◆ **Set exercise**
Which lines in the records below contain the word "CDDP"? Copy each of them.

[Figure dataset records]
○ ○ ○ ○

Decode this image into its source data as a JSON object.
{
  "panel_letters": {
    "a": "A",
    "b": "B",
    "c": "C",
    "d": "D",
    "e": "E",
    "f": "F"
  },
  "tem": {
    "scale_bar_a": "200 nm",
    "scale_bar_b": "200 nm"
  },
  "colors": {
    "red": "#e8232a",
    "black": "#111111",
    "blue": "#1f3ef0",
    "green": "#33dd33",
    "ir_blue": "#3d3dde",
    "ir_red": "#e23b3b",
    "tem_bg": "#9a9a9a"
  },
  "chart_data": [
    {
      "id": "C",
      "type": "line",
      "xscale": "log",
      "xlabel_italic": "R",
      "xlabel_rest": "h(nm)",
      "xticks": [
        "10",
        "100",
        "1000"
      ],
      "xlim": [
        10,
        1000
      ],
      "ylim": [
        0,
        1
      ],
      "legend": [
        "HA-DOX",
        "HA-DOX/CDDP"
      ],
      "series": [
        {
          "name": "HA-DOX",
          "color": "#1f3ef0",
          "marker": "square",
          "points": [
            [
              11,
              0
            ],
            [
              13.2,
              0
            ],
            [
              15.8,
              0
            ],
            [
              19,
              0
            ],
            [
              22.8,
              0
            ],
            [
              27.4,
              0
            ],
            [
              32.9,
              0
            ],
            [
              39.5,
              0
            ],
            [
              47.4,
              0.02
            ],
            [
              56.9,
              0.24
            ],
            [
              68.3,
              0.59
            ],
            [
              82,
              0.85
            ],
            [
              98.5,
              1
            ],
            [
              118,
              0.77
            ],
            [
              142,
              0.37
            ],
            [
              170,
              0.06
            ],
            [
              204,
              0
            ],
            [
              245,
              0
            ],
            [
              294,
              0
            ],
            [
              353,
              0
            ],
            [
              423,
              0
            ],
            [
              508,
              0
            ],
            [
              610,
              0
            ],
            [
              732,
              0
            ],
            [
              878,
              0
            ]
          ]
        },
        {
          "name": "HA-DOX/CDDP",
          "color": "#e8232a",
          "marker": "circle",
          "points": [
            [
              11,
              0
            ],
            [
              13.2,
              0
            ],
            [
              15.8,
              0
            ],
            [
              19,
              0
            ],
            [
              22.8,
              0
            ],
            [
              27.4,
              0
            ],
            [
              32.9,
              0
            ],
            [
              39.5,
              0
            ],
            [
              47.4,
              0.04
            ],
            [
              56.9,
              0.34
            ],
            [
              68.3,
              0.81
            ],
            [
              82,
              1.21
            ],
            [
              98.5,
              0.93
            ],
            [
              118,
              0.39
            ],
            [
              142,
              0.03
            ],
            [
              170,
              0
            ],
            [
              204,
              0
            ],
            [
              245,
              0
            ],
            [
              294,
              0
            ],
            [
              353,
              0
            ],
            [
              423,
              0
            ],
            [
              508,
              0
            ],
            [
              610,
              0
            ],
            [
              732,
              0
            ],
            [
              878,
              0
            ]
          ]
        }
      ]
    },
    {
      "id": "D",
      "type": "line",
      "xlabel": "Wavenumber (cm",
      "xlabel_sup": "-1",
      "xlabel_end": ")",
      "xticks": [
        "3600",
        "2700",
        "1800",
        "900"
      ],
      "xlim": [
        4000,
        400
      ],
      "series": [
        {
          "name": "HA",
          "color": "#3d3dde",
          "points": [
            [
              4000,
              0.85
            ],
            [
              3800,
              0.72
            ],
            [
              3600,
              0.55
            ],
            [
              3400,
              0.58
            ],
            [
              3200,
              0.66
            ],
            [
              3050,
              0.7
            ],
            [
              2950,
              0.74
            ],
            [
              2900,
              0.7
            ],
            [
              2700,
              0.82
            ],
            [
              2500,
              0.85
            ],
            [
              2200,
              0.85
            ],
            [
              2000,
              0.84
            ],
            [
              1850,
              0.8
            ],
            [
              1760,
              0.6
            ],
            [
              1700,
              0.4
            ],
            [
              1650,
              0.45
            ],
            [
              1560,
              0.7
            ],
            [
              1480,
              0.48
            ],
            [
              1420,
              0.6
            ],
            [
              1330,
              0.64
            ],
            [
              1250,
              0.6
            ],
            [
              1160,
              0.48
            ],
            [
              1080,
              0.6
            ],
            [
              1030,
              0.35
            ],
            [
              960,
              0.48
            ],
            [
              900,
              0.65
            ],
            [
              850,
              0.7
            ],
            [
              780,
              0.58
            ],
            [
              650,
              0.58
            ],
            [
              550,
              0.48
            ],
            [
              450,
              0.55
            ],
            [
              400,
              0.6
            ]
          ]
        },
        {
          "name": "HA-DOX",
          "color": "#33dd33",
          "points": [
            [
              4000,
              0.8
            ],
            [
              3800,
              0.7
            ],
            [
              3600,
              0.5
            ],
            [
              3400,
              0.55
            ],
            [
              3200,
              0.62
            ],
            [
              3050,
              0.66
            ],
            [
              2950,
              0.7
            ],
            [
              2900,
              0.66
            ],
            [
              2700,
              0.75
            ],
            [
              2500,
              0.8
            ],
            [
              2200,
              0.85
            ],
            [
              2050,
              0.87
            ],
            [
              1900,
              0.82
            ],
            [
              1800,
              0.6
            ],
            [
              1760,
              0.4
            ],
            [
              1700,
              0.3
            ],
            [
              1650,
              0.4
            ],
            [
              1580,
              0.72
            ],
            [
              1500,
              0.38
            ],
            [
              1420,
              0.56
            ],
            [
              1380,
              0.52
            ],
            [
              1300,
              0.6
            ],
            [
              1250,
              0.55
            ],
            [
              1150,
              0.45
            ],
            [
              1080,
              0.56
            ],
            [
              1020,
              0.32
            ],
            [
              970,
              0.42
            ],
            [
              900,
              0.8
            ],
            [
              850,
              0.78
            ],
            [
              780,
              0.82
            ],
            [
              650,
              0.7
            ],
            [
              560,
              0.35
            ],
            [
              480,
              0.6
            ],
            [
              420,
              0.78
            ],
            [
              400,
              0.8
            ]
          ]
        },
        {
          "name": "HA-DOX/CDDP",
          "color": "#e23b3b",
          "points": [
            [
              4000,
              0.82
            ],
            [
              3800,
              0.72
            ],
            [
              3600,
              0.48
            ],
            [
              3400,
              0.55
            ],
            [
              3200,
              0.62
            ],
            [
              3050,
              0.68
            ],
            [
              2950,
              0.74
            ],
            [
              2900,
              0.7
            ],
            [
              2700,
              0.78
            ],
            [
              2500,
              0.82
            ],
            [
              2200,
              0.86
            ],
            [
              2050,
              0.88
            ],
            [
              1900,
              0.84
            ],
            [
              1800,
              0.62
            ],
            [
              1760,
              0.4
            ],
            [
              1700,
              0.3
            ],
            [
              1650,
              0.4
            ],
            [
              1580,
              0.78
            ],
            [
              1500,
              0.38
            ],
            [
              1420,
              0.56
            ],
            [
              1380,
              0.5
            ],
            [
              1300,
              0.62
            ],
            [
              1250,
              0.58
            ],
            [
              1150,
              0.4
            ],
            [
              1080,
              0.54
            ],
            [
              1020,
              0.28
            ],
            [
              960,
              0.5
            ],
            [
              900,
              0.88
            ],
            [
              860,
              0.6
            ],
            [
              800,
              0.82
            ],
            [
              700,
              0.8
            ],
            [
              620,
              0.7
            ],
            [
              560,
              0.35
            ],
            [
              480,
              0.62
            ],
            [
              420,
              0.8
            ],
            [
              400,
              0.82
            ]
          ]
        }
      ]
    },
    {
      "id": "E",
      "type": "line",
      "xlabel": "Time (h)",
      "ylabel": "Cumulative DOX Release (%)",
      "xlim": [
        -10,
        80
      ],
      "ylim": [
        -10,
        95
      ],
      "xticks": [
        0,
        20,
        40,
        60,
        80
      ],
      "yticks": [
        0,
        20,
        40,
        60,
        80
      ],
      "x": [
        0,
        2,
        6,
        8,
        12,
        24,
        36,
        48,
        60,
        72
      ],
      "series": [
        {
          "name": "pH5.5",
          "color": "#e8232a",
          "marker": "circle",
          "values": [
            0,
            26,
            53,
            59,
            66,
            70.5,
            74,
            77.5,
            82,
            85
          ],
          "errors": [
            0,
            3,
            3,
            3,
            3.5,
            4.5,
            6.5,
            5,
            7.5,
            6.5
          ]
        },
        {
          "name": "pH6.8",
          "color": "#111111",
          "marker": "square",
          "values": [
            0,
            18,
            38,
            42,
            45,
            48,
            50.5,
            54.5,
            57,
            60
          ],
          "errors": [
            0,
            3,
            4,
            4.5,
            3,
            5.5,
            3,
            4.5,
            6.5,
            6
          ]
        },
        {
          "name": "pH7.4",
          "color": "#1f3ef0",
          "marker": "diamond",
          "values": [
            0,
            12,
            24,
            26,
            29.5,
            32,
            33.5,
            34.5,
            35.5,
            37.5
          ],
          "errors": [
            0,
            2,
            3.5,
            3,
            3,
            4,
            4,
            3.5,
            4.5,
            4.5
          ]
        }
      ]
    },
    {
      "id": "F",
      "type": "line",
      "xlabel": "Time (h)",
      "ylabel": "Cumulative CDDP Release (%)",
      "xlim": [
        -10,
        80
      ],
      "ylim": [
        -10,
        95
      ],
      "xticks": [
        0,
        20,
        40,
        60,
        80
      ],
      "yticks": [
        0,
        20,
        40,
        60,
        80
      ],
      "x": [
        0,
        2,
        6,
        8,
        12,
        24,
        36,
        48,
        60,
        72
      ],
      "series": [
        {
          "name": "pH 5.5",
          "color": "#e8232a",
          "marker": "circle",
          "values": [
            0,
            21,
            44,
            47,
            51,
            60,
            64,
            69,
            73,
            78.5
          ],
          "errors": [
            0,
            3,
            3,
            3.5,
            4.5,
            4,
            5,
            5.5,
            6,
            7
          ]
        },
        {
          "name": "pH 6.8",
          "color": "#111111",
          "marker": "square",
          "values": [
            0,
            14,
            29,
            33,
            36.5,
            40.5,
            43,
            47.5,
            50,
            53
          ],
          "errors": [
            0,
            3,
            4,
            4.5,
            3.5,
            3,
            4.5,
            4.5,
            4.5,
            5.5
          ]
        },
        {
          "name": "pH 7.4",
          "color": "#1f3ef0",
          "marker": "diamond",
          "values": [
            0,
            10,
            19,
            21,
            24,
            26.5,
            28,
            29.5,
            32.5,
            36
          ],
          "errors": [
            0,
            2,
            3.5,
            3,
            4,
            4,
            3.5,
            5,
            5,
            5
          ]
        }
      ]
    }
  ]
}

○ ○ ○ ○

◆ **Finished answer**
        "HA-DOX/CDDP"
          "name": "HA-DOX/CDDP",
          "name": "HA-DOX/CDDP",
      "ylabel": "Cumulative CDDP Release (%)",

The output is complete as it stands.